### Data provided

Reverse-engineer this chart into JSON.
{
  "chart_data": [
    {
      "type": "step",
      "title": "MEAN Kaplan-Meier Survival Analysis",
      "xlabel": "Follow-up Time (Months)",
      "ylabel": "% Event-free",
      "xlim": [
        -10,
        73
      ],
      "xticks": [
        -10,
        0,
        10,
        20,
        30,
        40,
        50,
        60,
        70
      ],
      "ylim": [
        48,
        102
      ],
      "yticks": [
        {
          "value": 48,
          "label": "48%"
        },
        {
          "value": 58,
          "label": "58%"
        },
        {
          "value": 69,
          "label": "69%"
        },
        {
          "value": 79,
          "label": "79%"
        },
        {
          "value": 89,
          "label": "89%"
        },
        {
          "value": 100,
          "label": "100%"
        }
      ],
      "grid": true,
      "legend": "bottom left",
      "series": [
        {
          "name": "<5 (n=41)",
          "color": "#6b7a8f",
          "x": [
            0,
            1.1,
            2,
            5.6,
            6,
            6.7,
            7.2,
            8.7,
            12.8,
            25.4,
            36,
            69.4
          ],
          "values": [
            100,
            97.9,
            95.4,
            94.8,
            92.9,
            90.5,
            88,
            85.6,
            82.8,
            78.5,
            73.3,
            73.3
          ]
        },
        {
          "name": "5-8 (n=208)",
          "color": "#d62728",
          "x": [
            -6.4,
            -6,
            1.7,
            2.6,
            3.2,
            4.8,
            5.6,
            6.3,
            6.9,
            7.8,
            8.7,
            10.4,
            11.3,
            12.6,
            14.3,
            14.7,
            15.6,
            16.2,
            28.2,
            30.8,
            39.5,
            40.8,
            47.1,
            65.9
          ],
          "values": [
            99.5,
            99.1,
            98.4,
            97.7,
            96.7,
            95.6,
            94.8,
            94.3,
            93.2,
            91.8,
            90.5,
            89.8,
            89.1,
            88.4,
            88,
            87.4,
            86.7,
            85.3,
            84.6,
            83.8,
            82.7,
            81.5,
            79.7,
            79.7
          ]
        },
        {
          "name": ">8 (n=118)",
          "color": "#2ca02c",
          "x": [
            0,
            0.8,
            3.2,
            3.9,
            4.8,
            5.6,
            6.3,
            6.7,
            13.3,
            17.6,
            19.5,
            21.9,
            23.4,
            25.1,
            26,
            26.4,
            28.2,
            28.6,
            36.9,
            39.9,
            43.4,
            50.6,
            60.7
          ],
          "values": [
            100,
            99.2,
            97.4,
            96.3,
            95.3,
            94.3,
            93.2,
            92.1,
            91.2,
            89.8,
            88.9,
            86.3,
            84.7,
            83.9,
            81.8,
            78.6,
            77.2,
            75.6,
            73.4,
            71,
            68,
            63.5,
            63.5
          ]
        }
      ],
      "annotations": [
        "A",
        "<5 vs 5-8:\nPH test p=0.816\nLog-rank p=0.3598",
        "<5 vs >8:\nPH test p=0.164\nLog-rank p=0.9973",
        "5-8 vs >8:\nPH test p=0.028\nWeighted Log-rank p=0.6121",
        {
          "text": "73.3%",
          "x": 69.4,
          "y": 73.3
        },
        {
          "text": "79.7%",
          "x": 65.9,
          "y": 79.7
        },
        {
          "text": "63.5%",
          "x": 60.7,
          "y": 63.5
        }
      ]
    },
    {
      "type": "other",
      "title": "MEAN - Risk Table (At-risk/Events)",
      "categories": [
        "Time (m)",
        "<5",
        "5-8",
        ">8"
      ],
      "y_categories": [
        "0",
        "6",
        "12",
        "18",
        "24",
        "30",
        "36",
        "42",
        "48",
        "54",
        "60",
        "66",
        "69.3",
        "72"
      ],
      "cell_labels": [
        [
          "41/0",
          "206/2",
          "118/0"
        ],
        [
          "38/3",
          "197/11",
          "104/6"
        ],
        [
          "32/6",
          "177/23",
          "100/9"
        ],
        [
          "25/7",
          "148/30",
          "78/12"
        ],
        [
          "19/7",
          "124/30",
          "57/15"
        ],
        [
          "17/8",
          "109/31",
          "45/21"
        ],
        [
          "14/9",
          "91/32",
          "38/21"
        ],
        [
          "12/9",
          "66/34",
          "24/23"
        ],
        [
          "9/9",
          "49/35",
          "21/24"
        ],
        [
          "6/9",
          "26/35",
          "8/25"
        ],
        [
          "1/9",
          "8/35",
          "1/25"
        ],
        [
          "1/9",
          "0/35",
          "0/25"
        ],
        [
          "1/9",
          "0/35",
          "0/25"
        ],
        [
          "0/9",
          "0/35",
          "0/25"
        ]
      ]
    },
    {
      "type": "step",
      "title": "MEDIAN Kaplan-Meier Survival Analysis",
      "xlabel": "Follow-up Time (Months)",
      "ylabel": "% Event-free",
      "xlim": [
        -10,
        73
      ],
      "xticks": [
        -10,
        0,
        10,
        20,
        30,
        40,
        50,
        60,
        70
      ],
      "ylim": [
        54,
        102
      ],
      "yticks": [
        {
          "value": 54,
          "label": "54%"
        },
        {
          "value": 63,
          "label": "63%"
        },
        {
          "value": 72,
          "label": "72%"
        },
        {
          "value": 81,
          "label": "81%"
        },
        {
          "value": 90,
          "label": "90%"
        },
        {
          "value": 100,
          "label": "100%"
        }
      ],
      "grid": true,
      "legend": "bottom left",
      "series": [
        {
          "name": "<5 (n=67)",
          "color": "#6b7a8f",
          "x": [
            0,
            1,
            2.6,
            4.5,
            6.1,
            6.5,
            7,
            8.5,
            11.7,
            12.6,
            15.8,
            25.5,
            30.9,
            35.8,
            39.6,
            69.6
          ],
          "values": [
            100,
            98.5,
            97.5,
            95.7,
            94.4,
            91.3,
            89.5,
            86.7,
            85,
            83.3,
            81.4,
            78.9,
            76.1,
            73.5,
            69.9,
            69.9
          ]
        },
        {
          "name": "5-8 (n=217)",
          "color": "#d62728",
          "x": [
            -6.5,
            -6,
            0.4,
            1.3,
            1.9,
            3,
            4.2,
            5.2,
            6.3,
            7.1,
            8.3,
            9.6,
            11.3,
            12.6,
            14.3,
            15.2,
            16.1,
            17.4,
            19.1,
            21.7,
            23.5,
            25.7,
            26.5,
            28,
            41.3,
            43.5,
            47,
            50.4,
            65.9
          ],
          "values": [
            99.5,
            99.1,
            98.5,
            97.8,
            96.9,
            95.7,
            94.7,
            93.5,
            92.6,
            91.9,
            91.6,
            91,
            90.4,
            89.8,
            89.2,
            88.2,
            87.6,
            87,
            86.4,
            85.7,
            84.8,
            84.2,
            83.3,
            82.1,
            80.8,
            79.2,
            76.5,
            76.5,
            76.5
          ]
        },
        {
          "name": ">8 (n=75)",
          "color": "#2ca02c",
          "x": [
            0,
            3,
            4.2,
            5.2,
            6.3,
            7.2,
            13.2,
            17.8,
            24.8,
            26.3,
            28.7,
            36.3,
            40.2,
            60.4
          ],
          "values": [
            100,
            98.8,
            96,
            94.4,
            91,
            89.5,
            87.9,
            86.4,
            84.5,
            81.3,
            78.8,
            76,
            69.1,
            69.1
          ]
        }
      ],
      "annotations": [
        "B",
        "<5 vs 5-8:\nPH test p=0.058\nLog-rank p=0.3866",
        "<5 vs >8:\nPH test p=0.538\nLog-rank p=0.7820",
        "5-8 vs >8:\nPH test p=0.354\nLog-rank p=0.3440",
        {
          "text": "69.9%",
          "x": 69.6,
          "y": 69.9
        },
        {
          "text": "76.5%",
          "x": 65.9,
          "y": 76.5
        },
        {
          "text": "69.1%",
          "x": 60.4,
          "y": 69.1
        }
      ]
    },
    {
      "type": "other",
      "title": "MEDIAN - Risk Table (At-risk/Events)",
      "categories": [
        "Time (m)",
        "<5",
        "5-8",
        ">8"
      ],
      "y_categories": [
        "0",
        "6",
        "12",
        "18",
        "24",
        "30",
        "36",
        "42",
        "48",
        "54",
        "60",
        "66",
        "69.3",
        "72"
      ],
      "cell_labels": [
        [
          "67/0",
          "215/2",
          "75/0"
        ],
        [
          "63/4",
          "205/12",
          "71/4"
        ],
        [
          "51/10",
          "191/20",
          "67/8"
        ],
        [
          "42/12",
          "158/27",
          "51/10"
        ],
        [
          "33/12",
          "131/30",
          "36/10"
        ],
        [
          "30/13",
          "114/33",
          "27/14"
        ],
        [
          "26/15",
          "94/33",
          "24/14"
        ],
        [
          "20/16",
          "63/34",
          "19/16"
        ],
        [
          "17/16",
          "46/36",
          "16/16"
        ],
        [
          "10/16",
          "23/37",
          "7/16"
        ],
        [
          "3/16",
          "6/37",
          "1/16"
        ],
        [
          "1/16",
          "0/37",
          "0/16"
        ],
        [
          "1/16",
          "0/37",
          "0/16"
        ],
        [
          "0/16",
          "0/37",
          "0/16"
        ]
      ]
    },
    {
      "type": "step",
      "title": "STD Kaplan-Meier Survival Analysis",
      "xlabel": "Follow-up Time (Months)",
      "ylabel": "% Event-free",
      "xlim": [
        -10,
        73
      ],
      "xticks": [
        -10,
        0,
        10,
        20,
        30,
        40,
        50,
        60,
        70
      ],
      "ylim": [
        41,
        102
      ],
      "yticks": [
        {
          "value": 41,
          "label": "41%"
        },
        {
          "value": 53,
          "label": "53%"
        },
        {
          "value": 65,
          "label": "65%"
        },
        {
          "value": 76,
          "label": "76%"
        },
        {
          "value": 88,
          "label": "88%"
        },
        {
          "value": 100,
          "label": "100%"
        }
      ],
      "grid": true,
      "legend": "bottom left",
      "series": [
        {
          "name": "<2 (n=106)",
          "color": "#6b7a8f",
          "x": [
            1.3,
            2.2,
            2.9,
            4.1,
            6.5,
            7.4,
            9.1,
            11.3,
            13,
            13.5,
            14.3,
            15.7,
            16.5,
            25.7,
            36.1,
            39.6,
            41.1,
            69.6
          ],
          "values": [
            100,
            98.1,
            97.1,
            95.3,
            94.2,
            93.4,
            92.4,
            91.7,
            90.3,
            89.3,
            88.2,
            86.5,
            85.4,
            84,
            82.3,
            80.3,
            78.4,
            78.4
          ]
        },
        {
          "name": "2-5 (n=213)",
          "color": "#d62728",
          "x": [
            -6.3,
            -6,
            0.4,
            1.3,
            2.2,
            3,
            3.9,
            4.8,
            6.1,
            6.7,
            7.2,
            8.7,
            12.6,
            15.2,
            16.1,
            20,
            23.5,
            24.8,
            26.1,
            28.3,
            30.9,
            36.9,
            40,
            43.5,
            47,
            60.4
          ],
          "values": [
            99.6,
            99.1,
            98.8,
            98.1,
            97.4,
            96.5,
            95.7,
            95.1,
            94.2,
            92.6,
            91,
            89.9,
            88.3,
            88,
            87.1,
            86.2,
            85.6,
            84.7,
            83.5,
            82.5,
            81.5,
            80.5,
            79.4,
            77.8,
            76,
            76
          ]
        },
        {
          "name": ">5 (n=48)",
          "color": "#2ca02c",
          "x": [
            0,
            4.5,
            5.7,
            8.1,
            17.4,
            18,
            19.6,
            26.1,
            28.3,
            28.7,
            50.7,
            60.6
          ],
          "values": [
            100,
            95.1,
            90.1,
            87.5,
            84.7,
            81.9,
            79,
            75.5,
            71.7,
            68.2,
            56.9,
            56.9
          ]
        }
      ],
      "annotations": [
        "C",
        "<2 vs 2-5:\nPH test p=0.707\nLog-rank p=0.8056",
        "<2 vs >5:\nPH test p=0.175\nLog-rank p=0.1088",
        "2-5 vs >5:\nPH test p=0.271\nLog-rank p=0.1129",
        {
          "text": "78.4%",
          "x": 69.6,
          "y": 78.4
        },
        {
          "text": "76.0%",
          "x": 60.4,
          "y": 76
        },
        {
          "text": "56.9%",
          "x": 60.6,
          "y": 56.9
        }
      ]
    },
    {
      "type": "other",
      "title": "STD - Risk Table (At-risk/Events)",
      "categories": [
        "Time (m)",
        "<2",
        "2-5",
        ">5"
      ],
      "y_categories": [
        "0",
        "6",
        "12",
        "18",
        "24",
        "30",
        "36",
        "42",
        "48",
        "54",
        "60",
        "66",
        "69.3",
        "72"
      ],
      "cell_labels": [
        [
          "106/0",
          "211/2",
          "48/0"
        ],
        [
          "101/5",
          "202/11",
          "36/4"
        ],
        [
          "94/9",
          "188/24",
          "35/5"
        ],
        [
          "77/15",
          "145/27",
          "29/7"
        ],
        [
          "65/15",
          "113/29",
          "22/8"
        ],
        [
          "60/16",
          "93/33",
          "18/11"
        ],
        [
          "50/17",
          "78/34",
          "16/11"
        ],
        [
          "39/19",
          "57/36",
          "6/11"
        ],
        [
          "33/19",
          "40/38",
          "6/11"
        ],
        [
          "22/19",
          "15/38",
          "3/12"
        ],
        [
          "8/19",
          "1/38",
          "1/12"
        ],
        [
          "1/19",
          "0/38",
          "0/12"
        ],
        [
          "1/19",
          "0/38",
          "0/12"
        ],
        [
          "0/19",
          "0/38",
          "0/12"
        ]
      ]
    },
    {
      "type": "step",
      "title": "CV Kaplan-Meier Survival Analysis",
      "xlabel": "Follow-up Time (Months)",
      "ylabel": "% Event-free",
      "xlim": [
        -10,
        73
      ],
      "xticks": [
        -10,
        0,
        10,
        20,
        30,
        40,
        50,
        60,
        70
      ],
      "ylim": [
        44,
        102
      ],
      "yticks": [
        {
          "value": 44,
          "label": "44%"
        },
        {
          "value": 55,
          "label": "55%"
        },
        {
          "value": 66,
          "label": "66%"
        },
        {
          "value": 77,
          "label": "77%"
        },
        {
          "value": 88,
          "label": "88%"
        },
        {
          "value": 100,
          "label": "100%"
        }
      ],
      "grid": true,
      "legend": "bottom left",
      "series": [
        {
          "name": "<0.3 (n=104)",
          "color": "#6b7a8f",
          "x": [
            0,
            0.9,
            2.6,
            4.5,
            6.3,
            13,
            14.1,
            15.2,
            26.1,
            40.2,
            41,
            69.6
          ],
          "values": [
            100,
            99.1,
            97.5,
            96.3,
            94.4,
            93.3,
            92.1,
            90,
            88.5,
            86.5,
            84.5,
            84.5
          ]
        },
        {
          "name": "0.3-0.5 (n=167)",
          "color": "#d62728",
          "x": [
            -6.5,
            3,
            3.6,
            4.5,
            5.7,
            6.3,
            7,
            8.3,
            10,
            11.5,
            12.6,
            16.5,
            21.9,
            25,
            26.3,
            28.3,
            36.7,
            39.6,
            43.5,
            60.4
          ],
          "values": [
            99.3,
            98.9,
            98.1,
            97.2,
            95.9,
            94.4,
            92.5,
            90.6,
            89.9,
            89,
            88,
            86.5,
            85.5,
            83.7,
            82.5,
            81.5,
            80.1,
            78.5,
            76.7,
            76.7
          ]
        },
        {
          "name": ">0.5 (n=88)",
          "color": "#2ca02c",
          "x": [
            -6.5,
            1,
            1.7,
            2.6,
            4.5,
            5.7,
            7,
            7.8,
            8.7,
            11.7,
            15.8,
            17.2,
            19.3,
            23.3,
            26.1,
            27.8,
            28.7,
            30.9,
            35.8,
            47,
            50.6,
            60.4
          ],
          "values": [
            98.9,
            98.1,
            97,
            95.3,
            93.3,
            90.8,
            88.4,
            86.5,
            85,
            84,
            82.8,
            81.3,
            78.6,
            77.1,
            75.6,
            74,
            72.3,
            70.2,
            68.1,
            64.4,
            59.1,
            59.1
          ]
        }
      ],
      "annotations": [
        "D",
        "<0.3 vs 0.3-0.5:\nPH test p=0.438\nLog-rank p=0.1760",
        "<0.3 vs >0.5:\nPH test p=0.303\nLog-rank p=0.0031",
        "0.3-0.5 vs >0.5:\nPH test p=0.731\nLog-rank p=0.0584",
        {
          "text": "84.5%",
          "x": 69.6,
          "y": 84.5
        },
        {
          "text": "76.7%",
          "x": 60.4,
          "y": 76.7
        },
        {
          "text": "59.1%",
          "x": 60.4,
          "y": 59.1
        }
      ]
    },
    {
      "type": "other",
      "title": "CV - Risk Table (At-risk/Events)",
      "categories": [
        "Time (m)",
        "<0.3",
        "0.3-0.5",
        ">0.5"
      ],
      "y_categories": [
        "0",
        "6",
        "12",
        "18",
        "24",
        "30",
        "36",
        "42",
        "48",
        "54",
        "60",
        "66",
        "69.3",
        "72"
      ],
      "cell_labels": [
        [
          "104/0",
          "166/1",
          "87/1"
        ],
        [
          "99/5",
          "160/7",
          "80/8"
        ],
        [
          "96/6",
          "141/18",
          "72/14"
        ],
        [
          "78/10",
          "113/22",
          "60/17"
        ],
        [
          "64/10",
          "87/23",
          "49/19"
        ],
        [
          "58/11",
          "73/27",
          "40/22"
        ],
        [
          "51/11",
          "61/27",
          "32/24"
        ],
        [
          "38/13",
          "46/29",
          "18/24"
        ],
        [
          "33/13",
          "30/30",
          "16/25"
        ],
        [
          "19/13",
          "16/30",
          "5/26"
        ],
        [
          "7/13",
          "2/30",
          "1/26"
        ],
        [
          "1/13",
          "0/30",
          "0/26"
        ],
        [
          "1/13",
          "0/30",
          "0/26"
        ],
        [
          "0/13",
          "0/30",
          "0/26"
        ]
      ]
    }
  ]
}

######

Check each line above for the string "rank" and show the ones that have it.

→ **Answer for the task**:
        "<5 vs 5-8:\nPH test p=0.816\nLog-rank p=0.3598",
        "<5 vs >8:\nPH test p=0.164\nLog-rank p=0.9973",
        "5-8 vs >8:\nPH test p=0.028\nWeighted Log-rank p=0.6121",
        "<5 vs 5-8:\nPH test p=0.058\nLog-rank p=0.3866",
        "<5 vs >8:\nPH test p=0.538\nLog-rank p=0.7820",
        "5-8 vs >8:\nPH test p=0.354\nLog-rank p=0.3440",
        "<2 vs 2-5:\nPH test p=0.707\nLog-rank p=0.8056",
        "<2 vs >5:\nPH test p=0.175\nLog-rank p=0.1088",
        "2-5 vs >5:\nPH test p=0.271\nLog-rank p=0.1129",
        "<0.3 vs 0.3-0.5:\nPH test p=0.438\nLog-rank p=0.1760",
        "<0.3 vs >0.5:\nPH test p=0.303\nLog-rank p=0.0031",
        "0.3-0.5 vs >0.5:\nPH test p=0.731\nLog-rank p=0.0584",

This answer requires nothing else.